_TASK GOAL_
Identify and reproduce every line holding the string "YEAR".

━━━ EXTRACTED DATA ━━━

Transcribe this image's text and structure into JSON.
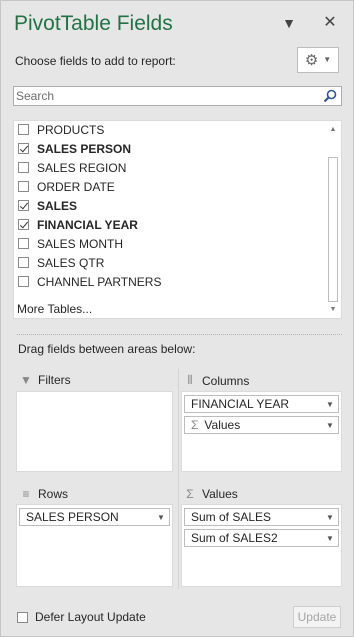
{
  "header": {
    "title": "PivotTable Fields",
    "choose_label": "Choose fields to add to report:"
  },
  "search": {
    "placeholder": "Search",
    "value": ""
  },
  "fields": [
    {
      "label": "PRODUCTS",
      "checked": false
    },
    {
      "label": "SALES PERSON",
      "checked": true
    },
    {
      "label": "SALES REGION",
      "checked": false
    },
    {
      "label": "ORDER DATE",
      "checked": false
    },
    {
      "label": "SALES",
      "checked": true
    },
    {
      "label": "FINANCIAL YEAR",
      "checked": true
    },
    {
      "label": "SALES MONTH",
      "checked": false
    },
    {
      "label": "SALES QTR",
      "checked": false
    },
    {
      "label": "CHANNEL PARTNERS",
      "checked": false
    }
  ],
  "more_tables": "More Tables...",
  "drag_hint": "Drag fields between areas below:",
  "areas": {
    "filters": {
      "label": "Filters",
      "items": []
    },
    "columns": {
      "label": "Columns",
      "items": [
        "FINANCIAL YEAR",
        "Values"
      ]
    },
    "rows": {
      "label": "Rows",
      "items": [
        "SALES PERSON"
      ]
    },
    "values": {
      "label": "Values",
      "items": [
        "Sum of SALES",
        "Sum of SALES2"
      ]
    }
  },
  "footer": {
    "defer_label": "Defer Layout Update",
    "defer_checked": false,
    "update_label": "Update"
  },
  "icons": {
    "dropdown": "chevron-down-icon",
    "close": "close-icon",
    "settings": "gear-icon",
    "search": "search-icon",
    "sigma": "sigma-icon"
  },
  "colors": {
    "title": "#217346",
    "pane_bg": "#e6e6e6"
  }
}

━━━
━━━ EXTRACTED DATA ━━━

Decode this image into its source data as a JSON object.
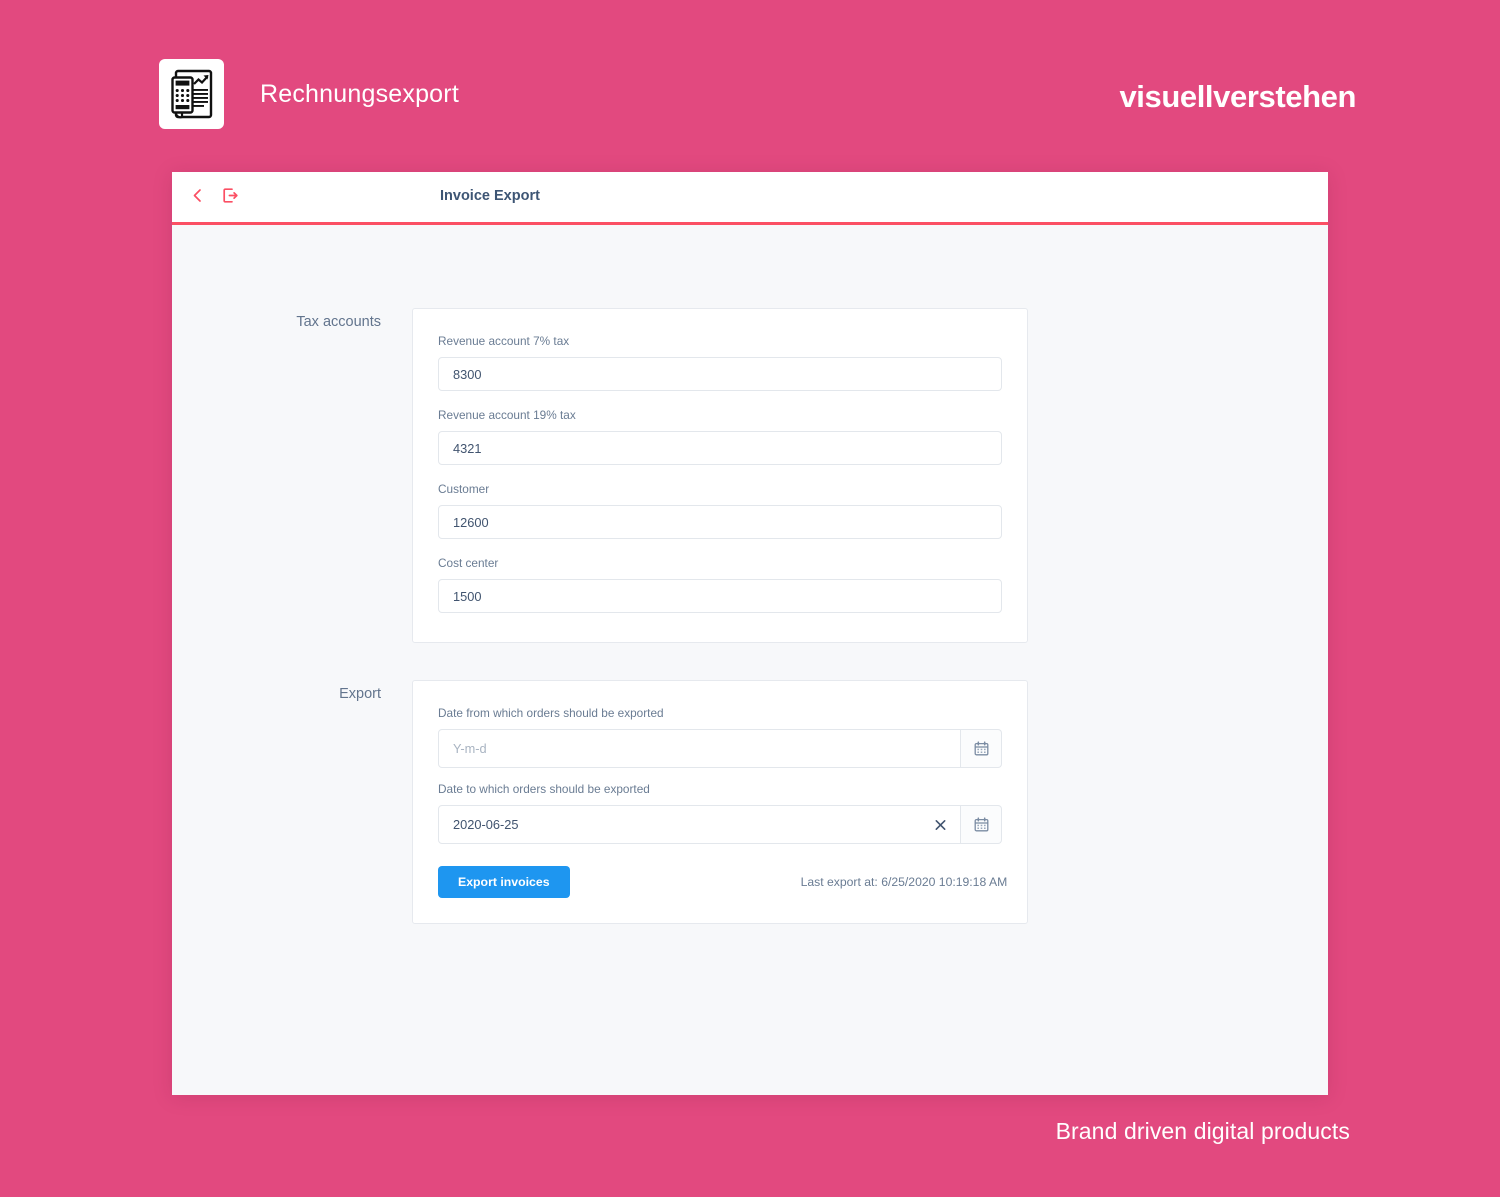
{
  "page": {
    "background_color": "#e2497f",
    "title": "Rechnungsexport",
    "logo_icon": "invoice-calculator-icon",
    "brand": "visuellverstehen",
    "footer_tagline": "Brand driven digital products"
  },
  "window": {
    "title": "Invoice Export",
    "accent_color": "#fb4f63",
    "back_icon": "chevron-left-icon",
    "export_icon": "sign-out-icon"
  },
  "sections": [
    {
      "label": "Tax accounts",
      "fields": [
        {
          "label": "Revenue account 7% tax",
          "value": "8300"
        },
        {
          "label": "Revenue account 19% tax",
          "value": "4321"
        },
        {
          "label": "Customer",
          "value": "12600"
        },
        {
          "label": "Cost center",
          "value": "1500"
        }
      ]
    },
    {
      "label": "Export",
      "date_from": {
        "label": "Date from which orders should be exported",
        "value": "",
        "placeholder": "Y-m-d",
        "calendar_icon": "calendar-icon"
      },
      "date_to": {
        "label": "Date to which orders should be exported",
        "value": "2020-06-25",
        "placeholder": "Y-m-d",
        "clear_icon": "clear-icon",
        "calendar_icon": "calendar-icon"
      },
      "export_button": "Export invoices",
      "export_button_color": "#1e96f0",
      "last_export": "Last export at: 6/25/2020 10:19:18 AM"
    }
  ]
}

━━━

_EXPECTED ANSWER_
      "label": "FINANCIAL YEAR",
        "FINANCIAL YEAR",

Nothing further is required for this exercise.